[Reading text]:
Appellant AdvocateSudhanshu Bhusan Sen and ;Archana Roy, Advs.
Respondent AdvocateAsoke Kumar Sen Gupta, Adv.
Cases ReferredAmbujakhve Mukherjee v. State of West Bengal
Excerpt:
- .....was started under section 5-a(3)(ii) of the said act. one of the grounds agitated before the special judge in appeal on behalf of the petitioner is that section 5-a of the act was ultra vires of the constitution. that point has now been set at rest by a decision of this court and it has been held to be intra vires. the said point is no longer being pressed.2. the other point that was agitated before the special judge was that the order passed by the revenue officer under section 5-a(3)(ii) of the act was illegal mr. sen appearing on behalf of the petitioner has a point coupled with sweet reason. he says that there is no finding arrived at either by the revenue officer or by the special judge in appeal as to whether the transferred land or any part thereof was as a matter of fact,.....
Judgment:
ORDER

C.N. Laik, J.

1. This Rule arises out of a proceeding under Section 5-A of the West Bengal Estates Acqulsition Act. 1953. The transferor is the petitioner. The Revenue Officer held the transfer to be bona fide. Thereafter a fresh proceeding was started under Section 5-A(3)(ii) of the said Act. One of the grounds agitated before the Special Judge in appeal on behalf of the petitioner is that Section 5-A of the Act was ultra vires of the Constitution. That point has now been set at rest by a decision of this Court and it has been held to be intra vires. The said point is no longer being pressed.

[Data records]:
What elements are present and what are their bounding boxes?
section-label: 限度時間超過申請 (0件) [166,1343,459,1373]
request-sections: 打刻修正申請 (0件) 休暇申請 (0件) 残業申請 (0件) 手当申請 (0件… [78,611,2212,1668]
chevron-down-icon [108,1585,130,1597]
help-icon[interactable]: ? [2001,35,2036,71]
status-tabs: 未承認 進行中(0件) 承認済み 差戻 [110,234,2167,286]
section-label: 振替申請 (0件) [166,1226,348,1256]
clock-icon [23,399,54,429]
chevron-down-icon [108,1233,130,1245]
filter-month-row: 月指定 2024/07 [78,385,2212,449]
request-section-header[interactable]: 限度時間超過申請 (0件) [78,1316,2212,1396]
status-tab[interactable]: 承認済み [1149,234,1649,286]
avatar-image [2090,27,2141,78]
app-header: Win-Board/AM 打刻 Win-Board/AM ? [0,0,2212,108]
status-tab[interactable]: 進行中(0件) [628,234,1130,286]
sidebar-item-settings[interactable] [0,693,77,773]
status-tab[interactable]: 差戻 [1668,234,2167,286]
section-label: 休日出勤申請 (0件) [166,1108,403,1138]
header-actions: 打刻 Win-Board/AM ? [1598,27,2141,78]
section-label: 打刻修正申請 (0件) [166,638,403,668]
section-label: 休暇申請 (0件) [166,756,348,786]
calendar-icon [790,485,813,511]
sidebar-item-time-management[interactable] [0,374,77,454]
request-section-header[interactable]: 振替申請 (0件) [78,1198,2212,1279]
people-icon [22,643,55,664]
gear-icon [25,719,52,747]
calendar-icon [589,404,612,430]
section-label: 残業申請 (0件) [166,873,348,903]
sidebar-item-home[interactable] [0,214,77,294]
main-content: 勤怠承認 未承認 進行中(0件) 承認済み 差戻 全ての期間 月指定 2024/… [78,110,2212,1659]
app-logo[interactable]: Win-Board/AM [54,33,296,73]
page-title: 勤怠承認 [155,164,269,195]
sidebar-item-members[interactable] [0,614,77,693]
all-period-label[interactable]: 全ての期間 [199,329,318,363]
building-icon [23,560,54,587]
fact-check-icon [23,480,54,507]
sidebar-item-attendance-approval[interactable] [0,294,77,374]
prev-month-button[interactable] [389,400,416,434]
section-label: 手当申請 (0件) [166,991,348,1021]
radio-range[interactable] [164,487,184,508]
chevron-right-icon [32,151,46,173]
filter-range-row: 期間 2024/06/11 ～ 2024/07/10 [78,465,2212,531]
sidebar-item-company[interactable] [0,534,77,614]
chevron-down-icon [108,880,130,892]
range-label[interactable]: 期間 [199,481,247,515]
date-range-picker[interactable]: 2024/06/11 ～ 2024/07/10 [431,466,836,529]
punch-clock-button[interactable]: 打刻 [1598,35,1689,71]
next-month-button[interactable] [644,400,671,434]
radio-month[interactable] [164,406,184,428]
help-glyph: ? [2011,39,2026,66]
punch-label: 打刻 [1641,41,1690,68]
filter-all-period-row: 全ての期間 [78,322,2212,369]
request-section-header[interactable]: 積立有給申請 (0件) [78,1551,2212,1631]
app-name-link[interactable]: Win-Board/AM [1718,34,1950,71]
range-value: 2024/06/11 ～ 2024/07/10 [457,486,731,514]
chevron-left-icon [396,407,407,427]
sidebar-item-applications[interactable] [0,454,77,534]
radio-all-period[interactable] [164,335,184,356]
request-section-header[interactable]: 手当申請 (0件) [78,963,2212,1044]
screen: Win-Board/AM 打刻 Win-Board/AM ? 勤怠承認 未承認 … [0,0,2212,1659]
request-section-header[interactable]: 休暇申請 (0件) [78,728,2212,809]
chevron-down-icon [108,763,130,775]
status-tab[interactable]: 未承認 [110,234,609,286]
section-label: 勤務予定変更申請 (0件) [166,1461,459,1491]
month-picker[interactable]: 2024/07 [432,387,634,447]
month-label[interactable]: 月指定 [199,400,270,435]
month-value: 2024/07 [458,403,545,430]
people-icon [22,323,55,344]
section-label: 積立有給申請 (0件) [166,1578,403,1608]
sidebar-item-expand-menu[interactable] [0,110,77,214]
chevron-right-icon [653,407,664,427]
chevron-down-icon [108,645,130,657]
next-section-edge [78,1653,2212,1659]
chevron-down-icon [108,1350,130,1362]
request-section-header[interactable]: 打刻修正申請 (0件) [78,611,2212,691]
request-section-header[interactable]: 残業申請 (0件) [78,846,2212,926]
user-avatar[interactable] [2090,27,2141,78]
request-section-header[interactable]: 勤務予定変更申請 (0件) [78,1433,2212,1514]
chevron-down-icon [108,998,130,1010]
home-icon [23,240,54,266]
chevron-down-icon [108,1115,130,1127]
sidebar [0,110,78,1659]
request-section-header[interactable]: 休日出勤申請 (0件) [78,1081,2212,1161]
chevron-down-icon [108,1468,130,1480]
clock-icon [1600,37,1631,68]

[Task statement]:
Write the next part of the court order on the West Bengal Estates Acquisition Act proceeding, picking up after its last sentence.

[Response to this task]:
2. The other point that was agitated before the Special Judge was that the order passed by the Revenue Officer under Section 5-A(3)(ii) of the Act was Illegal Mr. Sen appearing on behalf of the petitioner has a point coupled with sweet reason. He says that there is no finding arrived at either by the Revenue Officer or by the Special Judge in appeal as to whether the transferred land or any part thereof was as a matter of fact, retained by the transferee under the provisions of Section 5-A(3)(ii). It has given a new edge to the controversy. The said Sub-clause (ii), in my opinion, opens with the duty laid on the Revenue Officer first, to come to a finding as to whether any such land was retained by the transferee. I will stop here to observe further, then and only then, the Revenue Officer can proceed to apply the consequences under Clause (ii) of Section 5-A(3). This is the arithmetic of the legal stability and the dust. I believe, should now settle down. It is a hopeful straw in the wind for the petitioner for the present.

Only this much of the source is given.